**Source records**
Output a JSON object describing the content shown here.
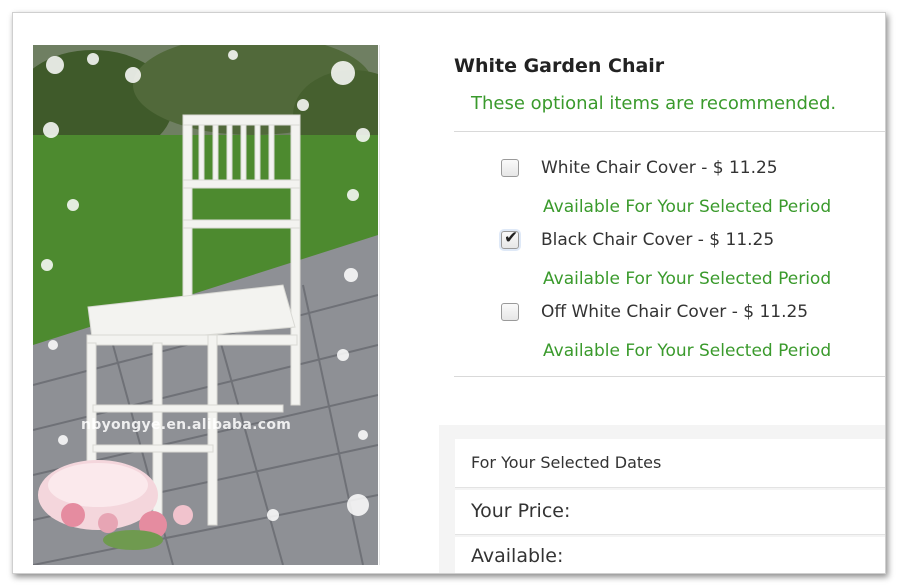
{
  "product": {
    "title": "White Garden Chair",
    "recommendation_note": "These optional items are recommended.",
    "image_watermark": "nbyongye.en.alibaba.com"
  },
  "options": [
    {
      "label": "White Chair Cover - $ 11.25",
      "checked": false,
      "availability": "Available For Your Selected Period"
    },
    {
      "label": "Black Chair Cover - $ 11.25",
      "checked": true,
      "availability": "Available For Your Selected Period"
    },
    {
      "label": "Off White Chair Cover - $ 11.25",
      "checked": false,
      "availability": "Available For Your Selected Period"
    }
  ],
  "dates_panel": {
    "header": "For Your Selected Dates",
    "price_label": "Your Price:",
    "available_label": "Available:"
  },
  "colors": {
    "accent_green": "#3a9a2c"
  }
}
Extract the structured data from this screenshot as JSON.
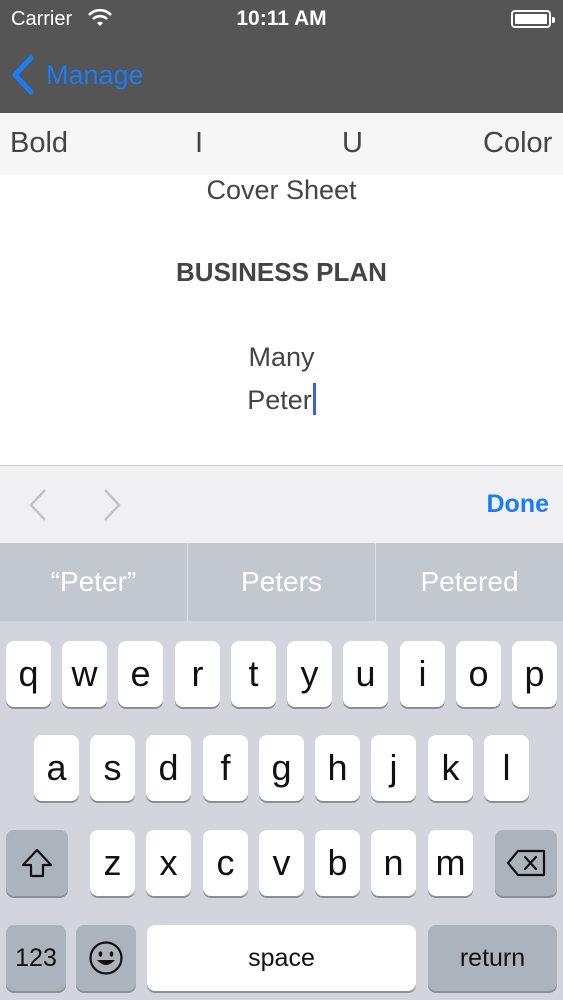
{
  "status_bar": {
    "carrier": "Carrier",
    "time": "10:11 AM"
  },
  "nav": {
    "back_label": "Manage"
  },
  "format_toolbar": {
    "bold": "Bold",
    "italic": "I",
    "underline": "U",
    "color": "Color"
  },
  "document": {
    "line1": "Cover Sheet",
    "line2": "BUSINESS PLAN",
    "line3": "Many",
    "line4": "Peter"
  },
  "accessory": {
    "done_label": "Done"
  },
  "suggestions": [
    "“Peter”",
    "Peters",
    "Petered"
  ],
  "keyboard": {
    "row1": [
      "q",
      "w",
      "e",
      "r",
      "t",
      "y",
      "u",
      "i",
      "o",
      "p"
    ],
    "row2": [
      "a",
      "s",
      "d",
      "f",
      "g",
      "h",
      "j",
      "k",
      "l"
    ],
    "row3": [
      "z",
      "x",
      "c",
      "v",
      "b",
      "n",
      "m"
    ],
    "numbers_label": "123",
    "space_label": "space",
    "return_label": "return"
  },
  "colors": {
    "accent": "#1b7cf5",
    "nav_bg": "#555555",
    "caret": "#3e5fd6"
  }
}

**Task details**
Go through the data and gather every line that holds "JSON".

**Finished task**
Output a JSON object describing the content shown here.
Extract the structured data from this screenshot as JSON.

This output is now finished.